● **Short problem**
Without omitting anything, retype the data that follows.

● **Available data**

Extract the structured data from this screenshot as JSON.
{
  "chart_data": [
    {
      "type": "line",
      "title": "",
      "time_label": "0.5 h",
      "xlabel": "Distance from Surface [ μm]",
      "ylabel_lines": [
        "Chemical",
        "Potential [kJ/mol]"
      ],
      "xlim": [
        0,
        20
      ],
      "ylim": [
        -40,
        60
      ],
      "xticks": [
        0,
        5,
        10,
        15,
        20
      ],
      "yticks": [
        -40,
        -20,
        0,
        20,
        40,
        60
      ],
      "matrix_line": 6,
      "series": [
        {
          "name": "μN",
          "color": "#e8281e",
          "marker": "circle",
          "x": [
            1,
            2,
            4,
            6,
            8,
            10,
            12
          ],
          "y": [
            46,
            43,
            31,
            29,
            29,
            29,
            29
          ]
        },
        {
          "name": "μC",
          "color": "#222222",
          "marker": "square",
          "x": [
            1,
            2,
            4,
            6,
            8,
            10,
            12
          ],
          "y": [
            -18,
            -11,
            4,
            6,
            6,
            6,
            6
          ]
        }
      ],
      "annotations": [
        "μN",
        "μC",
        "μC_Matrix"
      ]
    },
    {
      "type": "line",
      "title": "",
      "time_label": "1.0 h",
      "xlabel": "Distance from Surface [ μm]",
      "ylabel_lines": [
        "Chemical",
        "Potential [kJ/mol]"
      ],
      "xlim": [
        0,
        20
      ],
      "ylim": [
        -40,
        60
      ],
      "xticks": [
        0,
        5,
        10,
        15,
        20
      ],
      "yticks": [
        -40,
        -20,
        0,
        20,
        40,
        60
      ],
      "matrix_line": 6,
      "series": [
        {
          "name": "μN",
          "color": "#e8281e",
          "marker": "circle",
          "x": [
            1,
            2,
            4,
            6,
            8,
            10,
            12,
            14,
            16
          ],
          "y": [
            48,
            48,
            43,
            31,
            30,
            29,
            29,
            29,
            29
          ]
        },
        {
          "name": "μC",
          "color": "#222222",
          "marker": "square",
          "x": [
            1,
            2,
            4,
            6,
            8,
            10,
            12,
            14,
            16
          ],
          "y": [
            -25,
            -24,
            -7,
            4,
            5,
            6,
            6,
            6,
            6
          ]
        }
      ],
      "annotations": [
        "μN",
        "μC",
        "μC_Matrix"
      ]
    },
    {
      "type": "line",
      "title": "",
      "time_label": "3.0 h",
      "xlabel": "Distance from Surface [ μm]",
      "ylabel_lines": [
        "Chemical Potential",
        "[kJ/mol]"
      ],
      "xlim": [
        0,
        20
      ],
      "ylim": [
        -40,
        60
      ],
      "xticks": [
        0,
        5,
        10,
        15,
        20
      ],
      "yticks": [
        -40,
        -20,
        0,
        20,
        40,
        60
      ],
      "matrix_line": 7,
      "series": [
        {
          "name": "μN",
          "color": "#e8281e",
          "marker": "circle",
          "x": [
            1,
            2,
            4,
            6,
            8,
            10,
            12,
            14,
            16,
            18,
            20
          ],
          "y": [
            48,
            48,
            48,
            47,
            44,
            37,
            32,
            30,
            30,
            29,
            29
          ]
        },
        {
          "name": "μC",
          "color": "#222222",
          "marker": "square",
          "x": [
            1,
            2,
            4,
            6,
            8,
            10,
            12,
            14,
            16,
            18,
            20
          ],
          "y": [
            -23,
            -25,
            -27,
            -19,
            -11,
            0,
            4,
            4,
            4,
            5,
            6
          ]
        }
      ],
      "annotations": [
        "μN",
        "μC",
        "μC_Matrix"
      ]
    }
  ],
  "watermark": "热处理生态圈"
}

● **Written answer**
Extract the structured data from this screenshot as JSON.
{
  "chart_data": [
    {
      "type": "line",
      "title": "",
      "time_label": "0.5 h",
      "xlabel": "Distance from Surface [ μm]",
      "ylabel_lines": [
        "Chemical",
        "Potential [kJ/mol]"
      ],
      "xlim": [
        0,
        20
      ],
      "ylim": [
        -40,
        60
      ],
      "xticks": [
        0,
        5,
        10,
        15,
        20
      ],
      "yticks": [
        -40,
        -20,
        0,
        20,
        40,
        60
      ],
      "matrix_line": 6,
      "series": [
        {
          "name": "μN",
          "color": "#e8281e",
          "marker": "circle",
          "x": [
            1,
            2,
            4,
            6,
            8,
            10,
            12
          ],
          "y": [
            46,
            43,
            31,
            29,
            29,
            29,
            29
          ]
        },
        {
          "name": "μC",
          "color": "#222222",
          "marker": "square",
          "x": [
            1,
            2,
            4,
            6,
            8,
            10,
            12
          ],
          "y": [
            -18,
            -11,
            4,
            6,
            6,
            6,
            6
          ]
        }
      ],
      "annotations": [
        "μN",
        "μC",
        "μC_Matrix"
      ]
    },
    {
      "type": "line",
      "title": "",
      "time_label": "1.0 h",
      "xlabel": "Distance from Surface [ μm]",
      "ylabel_lines": [
        "Chemical",
        "Potential [kJ/mol]"
      ],
      "xlim": [
        0,
        20
      ],
      "ylim": [
        -40,
        60
      ],
      "xticks": [
        0,
        5,
        10,
        15,
        20
      ],
      "yticks": [
        -40,
        -20,
        0,
        20,
        40,
        60
      ],
      "matrix_line": 6,
      "series": [
        {
          "name": "μN",
          "color": "#e8281e",
          "marker": "circle",
          "x": [
            1,
            2,
            4,
            6,
            8,
            10,
            12,
            14,
            16
          ],
          "y": [
            48,
            48,
            43,
            31,
            30,
            29,
            29,
            29,
            29
          ]
        },
        {
          "name": "μC",
          "color": "#222222",
          "marker": "square",
          "x": [
            1,
            2,
            4,
            6,
            8,
            10,
            12,
            14,
            16
          ],
          "y": [
            -25,
            -24,
            -7,
            4,
            5,
            6,
            6,
            6,
            6
          ]
        }
      ],
      "annotations": [
        "μN",
        "μC",
        "μC_Matrix"
      ]
    },
    {
      "type": "line",
      "title": "",
      "time_label": "3.0 h",
      "xlabel": "Distance from Surface [ μm]",
      "ylabel_lines": [
        "Chemical Potential",
        "[kJ/mol]"
      ],
      "xlim": [
        0,
        20
      ],
      "ylim": [
        -40,
        60
      ],
      "xticks": [
        0,
        5,
        10,
        15,
        20
      ],
      "yticks": [
        -40,
        -20,
        0,
        20,
        40,
        60
      ],
      "matrix_line": 7,
      "series": [
        {
          "name": "μN",
          "color": "#e8281e",
          "marker": "circle",
          "x": [
            1,
            2,
            4,
            6,
            8,
            10,
            12,
            14,
            16,
            18,
            20
          ],
          "y": [
            48,
            48,
            48,
            47,
            44,
            37,
            32,
            30,
            30,
            29,
            29
          ]
        },
        {
          "name": "μC",
          "color": "#222222",
          "marker": "square",
          "x": [
            1,
            2,
            4,
            6,
            8,
            10,
            12,
            14,
            16,
            18,
            20
          ],
          "y": [
            -23,
            -25,
            -27,
            -19,
            -11,
            0,
            4,
            4,
            4,
            5,
            6
          ]
        }
      ],
      "annotations": [
        "μN",
        "μC",
        "μC_Matrix"
      ]
    }
  ],
  "watermark": "热处理生态圈"
}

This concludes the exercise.